Requirements -> Transcribe the listing exactly, leaving out every picture.
[START Items]
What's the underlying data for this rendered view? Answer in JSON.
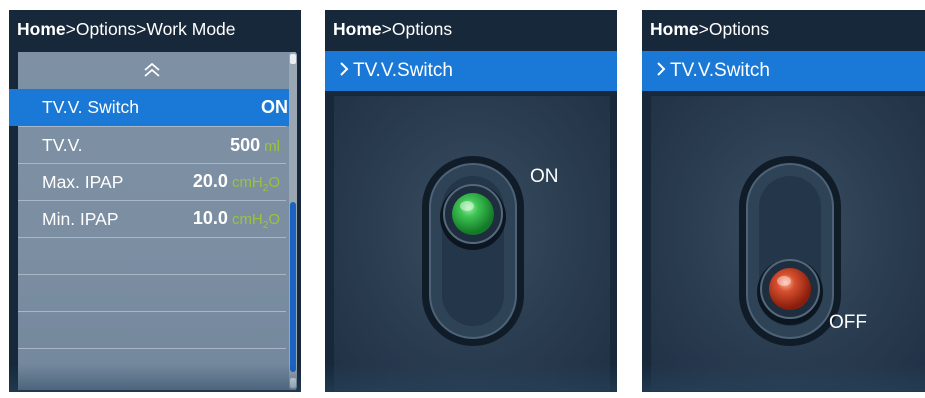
{
  "panels": [
    {
      "breadcrumb": {
        "home": "Home",
        "rest": ">Options>Work Mode"
      },
      "rows": [
        {
          "label": "TV.V. Switch",
          "value": "ON",
          "unit": "",
          "selected": true
        },
        {
          "label": "TV.V.",
          "value": "500",
          "unit": "ml",
          "selected": false
        },
        {
          "label": "Max. IPAP",
          "value": "20.0",
          "unit": "cmH2O",
          "selected": false
        },
        {
          "label": "Min. IPAP",
          "value": "10.0",
          "unit": "cmH2O",
          "selected": false
        }
      ]
    },
    {
      "breadcrumb": {
        "home": "Home",
        "rest": ">Options"
      },
      "menu_item": "TV.V.Switch",
      "state_label": "ON",
      "knob_color": "#2fb24a"
    },
    {
      "breadcrumb": {
        "home": "Home",
        "rest": ">Options"
      },
      "menu_item": "TV.V.Switch",
      "state_label": "OFF",
      "knob_color": "#c4381e"
    }
  ],
  "colors": {
    "accent": "#1a78d6",
    "unit": "#9ac43a",
    "background": "#17283a"
  },
  "icons": {
    "scroll_up": "double-chevron-up-icon",
    "menu_item": "chevron-right-icon"
  }
}
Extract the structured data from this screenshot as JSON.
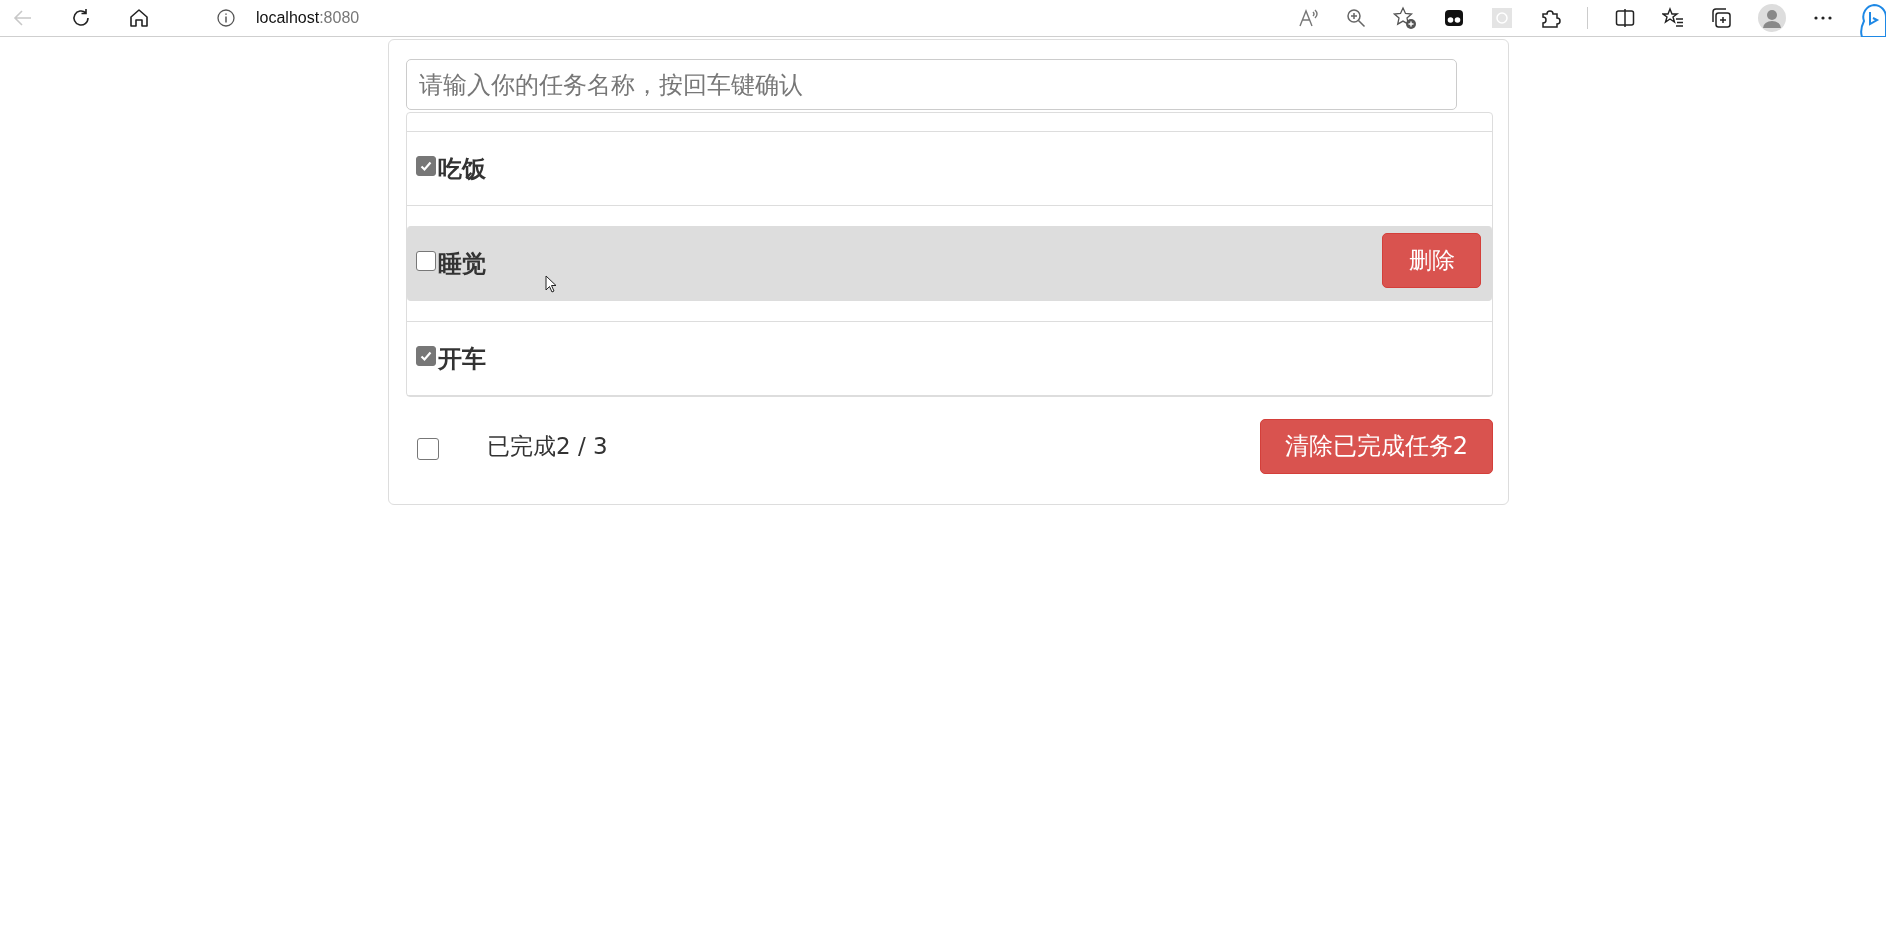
{
  "browser": {
    "host": "localhost",
    "port": ":8080"
  },
  "todo": {
    "input": {
      "placeholder": "请输入你的任务名称，按回车键确认"
    },
    "items": [
      {
        "name": "吃饭",
        "done": true,
        "hovered": false
      },
      {
        "name": "睡觉",
        "done": false,
        "hovered": true
      },
      {
        "name": "开车",
        "done": true,
        "hovered": false
      }
    ],
    "delete_label": "删除",
    "footer": {
      "all_checked": false,
      "summary": "已完成2 / 3",
      "clear_button": "清除已完成任务2"
    }
  }
}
[END Items]
Expected answer ->
What's the underlying data for this rendered view? Answer in JSON.
{
  "panels": [
    {
      "breadcrumb": {
        "home": "Home",
        "rest": ">Options>Work Mode"
      },
      "rows": [
        {
          "label": "TV.V. Switch",
          "value": "ON",
          "unit": "",
          "selected": true
        },
        {
          "label": "TV.V.",
          "value": "500",
          "unit": "ml",
          "selected": false
        },
        {
          "label": "Max. IPAP",
          "value": "20.0",
          "unit": "cmH2O",
          "selected": false
        },
        {
          "label": "Min. IPAP",
          "value": "10.0",
          "unit": "cmH2O",
          "selected": false
        }
      ]
    },
    {
      "breadcrumb": {
        "home": "Home",
        "rest": ">Options"
      },
      "menu_item": "TV.V.Switch",
      "state_label": "ON",
      "knob_color": "#2fb24a"
    },
    {
      "breadcrumb": {
        "home": "Home",
        "rest": ">Options"
      },
      "menu_item": "TV.V.Switch",
      "state_label": "OFF",
      "knob_color": "#c4381e"
    }
  ],
  "colors": {
    "accent": "#1a78d6",
    "unit": "#9ac43a",
    "background": "#17283a"
  },
  "icons": {
    "scroll_up": "double-chevron-up-icon",
    "menu_item": "chevron-right-icon"
  }
}
Extract the structured data from this screenshot as JSON.
{
  "browser": {
    "host": "localhost",
    "port": ":8080"
  },
  "todo": {
    "input": {
      "placeholder": "请输入你的任务名称，按回车键确认"
    },
    "items": [
      {
        "name": "吃饭",
        "done": true,
        "hovered": false
      },
      {
        "name": "睡觉",
        "done": false,
        "hovered": true
      },
      {
        "name": "开车",
        "done": true,
        "hovered": false
      }
    ],
    "delete_label": "删除",
    "footer": {
      "all_checked": false,
      "summary": "已完成2 / 3",
      "clear_button": "清除已完成任务2"
    }
  }
}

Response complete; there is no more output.